» Stated exercise
For every line in the data below that contains "Шевцов", copy the line.

» Exercise inputs
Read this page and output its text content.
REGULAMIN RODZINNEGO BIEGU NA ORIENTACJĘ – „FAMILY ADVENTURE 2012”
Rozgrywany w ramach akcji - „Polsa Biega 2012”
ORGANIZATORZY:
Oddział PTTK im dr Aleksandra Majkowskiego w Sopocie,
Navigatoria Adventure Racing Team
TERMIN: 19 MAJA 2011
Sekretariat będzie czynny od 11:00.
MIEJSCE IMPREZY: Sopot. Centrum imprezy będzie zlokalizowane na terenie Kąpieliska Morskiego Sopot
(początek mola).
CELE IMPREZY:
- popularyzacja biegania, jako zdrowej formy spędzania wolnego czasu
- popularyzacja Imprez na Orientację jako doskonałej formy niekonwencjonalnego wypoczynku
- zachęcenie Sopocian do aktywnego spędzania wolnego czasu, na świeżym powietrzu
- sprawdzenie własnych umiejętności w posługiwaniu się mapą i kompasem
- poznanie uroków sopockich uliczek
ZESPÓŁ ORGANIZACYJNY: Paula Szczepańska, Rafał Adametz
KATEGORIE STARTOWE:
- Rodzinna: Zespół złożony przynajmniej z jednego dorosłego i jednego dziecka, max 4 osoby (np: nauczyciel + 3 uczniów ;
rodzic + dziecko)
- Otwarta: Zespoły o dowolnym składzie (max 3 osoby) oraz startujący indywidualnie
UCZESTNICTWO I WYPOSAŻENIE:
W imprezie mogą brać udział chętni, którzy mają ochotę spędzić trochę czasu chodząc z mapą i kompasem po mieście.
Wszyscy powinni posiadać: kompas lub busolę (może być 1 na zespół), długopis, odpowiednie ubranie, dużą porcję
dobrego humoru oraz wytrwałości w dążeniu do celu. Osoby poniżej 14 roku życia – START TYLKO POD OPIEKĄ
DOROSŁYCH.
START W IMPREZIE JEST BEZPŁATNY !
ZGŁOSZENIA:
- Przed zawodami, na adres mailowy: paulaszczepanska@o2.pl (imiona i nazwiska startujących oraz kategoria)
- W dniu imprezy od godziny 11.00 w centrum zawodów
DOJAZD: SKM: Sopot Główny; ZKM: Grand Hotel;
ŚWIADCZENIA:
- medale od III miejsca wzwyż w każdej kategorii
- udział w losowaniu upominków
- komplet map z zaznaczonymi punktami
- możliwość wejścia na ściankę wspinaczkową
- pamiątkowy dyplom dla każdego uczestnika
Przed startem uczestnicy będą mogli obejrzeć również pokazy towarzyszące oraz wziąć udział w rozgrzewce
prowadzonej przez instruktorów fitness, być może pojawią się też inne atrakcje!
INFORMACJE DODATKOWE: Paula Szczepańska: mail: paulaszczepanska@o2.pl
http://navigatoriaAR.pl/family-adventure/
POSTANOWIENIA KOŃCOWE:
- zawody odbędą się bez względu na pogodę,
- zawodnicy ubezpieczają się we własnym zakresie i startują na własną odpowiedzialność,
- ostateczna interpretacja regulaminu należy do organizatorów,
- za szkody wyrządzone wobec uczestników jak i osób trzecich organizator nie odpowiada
--
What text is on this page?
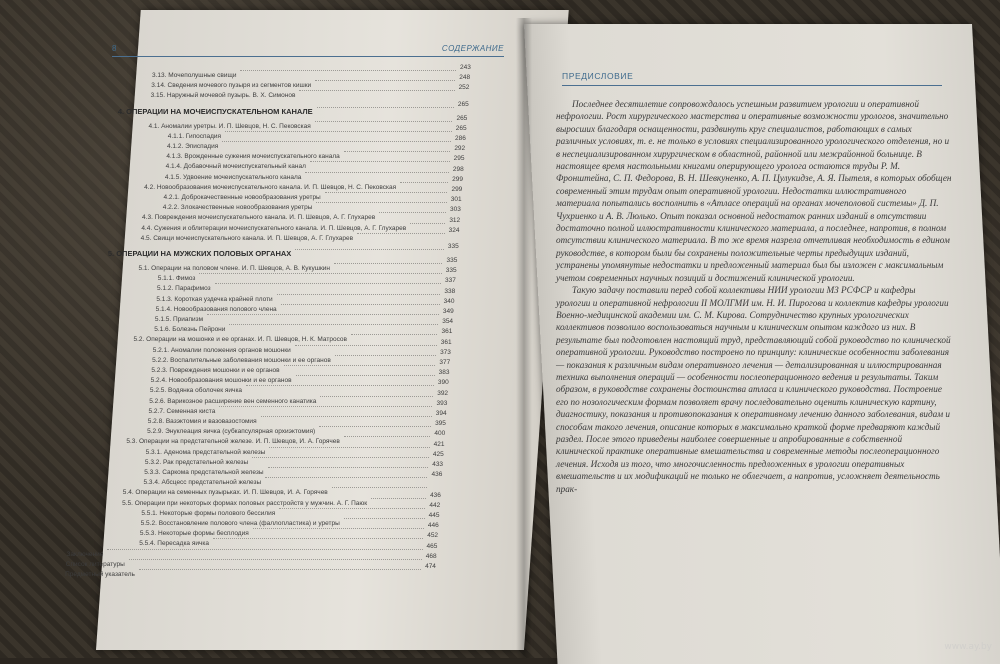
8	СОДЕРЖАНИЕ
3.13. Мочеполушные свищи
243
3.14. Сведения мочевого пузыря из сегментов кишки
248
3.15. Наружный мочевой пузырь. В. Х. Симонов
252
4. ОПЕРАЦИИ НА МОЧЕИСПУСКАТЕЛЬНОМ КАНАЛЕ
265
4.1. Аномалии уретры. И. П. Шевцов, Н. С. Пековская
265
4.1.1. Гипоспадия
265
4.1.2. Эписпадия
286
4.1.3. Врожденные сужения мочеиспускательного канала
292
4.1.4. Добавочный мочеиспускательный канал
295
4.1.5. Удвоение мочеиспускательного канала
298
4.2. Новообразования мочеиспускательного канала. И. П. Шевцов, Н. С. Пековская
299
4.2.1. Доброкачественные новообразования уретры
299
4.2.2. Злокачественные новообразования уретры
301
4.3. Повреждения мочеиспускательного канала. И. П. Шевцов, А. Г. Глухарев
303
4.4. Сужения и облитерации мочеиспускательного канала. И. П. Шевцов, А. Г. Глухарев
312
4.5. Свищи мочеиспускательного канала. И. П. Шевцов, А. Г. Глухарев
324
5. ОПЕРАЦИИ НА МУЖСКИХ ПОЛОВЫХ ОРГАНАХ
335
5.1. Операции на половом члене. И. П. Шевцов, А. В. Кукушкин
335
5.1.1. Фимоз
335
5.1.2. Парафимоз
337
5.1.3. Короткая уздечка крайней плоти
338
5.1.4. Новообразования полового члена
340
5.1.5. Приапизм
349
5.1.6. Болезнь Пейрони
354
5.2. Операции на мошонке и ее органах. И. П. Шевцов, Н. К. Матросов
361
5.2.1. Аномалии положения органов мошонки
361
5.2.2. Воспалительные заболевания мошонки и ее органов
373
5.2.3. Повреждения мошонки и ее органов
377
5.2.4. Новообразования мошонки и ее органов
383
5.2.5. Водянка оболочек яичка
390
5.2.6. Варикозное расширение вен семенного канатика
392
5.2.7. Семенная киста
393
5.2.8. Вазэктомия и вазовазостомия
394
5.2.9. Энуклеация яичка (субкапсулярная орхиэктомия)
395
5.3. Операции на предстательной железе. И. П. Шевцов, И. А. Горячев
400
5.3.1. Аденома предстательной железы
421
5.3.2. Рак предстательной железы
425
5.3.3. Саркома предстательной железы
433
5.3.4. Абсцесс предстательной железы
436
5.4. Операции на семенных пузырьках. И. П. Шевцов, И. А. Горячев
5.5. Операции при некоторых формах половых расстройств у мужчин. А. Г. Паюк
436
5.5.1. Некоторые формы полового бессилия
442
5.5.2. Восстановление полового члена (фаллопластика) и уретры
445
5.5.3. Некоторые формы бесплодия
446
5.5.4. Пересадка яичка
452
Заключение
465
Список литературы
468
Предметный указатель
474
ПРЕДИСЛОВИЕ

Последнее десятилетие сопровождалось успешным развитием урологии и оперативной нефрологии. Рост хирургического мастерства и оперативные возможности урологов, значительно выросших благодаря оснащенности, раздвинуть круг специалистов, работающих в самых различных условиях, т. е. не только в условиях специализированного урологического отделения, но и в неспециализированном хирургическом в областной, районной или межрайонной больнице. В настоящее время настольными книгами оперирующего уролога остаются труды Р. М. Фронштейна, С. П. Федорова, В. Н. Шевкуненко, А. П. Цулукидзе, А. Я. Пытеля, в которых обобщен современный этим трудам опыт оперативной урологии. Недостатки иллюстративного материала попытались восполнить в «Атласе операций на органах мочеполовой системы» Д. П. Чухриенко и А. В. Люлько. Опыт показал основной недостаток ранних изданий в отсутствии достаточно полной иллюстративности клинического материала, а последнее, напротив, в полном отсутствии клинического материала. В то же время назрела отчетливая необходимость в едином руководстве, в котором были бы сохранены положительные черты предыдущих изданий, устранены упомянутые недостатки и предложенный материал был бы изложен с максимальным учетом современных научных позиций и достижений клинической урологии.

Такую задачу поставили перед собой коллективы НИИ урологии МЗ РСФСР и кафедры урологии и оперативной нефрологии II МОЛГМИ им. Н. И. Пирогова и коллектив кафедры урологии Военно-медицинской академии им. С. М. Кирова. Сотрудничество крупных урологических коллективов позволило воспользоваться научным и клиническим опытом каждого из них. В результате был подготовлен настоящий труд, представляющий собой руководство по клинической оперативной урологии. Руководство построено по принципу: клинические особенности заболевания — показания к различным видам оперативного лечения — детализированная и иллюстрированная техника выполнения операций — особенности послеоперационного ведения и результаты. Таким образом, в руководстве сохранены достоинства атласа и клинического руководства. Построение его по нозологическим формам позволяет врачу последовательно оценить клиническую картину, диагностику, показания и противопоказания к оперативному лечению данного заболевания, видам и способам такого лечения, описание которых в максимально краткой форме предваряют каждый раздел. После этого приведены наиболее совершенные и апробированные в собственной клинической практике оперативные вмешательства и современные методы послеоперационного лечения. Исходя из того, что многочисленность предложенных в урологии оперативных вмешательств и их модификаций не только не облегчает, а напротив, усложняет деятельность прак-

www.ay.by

» Final result
4.1. Аномалии уретры. И. П. Шевцов, Н. С. Пековская
4.2. Новообразования мочеиспускательного канала. И. П. Шевцов, Н. С. Пековская
4.3. Повреждения мочеиспускательного канала. И. П. Шевцов, А. Г. Глухарев
4.4. Сужения и облитерации мочеиспускательного канала. И. П. Шевцов, А. Г. Глухарев
4.5. Свищи мочеиспускательного канала. И. П. Шевцов, А. Г. Глухарев
5.1. Операции на половом члене. И. П. Шевцов, А. В. Кукушкин
5.2. Операции на мошонке и ее органах. И. П. Шевцов, Н. К. Матросов
5.3. Операции на предстательной железе. И. П. Шевцов, И. А. Горячев
5.4. Операции на семенных пузырьках. И. П. Шевцов, И. А. Горячев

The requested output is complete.